DATASET EXCERPTS
□ □ □ □ □

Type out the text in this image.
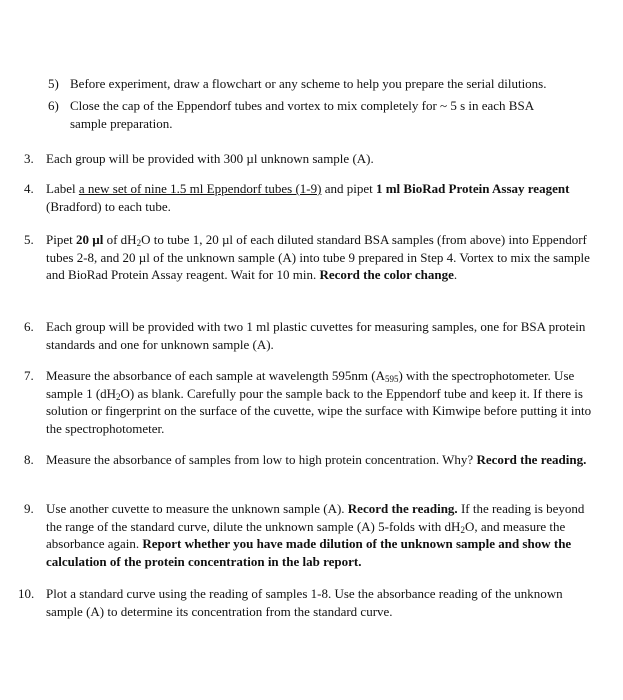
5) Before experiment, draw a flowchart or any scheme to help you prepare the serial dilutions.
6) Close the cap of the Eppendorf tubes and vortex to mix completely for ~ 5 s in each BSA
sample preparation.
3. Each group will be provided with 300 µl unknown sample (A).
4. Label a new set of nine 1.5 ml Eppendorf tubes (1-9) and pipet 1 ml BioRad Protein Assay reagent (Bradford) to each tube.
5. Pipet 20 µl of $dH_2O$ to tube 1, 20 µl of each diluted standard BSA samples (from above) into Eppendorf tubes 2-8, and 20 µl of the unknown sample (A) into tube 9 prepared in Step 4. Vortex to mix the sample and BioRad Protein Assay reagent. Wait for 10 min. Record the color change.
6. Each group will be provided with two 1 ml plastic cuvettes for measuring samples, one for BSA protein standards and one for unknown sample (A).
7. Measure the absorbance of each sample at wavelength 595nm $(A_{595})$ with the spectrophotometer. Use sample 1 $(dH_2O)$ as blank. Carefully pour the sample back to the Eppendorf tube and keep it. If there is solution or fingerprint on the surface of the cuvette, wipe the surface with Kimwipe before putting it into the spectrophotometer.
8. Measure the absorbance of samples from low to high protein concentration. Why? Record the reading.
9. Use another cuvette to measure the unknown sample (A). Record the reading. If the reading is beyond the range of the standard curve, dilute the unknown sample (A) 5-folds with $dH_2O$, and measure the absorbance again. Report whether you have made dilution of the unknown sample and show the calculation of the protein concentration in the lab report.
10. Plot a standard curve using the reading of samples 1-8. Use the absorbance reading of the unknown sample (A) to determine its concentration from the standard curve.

□ □ □ □ □

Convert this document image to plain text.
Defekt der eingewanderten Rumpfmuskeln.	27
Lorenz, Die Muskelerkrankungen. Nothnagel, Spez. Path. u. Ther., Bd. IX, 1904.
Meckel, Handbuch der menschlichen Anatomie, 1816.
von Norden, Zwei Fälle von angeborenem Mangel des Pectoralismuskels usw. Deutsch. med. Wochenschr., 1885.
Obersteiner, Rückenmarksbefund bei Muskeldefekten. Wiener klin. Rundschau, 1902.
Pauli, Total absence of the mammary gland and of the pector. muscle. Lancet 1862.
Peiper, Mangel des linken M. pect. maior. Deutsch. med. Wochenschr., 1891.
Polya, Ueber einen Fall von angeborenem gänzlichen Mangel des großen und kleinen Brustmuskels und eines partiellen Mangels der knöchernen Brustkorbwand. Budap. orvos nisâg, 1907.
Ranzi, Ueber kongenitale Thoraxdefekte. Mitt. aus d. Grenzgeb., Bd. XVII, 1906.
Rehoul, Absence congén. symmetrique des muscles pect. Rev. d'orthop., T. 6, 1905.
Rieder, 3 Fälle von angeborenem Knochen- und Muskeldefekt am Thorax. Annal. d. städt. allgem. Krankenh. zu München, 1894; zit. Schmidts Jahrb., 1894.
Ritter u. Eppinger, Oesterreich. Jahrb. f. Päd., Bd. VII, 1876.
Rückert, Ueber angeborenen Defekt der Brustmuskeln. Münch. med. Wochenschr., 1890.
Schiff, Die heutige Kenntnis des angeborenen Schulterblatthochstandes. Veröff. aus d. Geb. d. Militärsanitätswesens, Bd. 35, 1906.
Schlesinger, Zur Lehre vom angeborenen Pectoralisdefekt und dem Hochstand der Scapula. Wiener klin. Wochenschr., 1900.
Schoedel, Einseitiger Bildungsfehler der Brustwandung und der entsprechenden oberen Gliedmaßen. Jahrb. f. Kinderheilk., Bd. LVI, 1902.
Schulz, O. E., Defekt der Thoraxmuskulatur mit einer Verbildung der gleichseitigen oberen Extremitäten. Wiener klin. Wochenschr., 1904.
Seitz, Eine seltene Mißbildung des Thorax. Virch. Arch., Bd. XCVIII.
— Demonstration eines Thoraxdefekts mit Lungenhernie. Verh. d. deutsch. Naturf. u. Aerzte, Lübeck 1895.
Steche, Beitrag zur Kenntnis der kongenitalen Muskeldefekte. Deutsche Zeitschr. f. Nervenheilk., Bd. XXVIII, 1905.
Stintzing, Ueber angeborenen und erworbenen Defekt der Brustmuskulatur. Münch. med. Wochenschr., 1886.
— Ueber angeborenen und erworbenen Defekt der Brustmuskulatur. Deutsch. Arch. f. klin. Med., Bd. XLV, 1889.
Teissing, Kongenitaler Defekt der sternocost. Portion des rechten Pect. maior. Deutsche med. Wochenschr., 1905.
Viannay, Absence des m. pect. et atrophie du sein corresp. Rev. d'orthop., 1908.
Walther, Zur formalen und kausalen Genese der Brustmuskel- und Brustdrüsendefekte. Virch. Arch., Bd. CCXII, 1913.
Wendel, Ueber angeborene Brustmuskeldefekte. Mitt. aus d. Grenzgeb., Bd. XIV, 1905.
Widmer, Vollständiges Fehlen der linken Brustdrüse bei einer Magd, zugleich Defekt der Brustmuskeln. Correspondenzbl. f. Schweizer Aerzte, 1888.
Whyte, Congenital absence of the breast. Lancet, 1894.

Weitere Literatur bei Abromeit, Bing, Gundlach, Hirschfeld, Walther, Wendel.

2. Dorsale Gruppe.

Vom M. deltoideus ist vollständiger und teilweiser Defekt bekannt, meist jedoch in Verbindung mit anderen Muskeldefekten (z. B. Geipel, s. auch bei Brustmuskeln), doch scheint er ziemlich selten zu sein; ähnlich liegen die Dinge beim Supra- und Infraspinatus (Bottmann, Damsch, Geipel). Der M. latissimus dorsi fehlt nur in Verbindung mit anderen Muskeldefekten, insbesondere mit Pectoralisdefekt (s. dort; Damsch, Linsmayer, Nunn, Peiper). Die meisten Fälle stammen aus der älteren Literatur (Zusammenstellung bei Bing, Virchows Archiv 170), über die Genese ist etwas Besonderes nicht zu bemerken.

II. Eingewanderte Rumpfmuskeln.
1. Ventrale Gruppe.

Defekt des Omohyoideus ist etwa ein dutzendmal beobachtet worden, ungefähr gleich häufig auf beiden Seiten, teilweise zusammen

□ □ □ □ □

TO DO
Wherever "with" occurs in the records above, copy the line it sits in.

ANSWER TO THIS PROBLEM
3. Each group will be provided with 300 µl unknown sample (A).
6. Each group will be provided with two 1 ml plastic cuvettes for measuring samples, one for BSA protein standards and one for unknown sample (A).
7. Measure the absorbance of each sample at wavelength 595nm $(A_{595})$ with the spectrophotometer. Use sample 1 $(dH_2O)$ as blank. Carefully pour the sample back to the Eppendorf tube and keep it. If there is solution or fingerprint on the surface of the cuvette, wipe the surface with Kimwipe before putting it into the spectrophotometer.
9. Use another cuvette to measure the unknown sample (A). Record the reading. If the reading is beyond the range of the standard curve, dilute the unknown sample (A) 5-folds with $dH_2O$, and measure the absorbance again. Report whether you have made dilution of the unknown sample and show the calculation of the protein concentration in the lab report.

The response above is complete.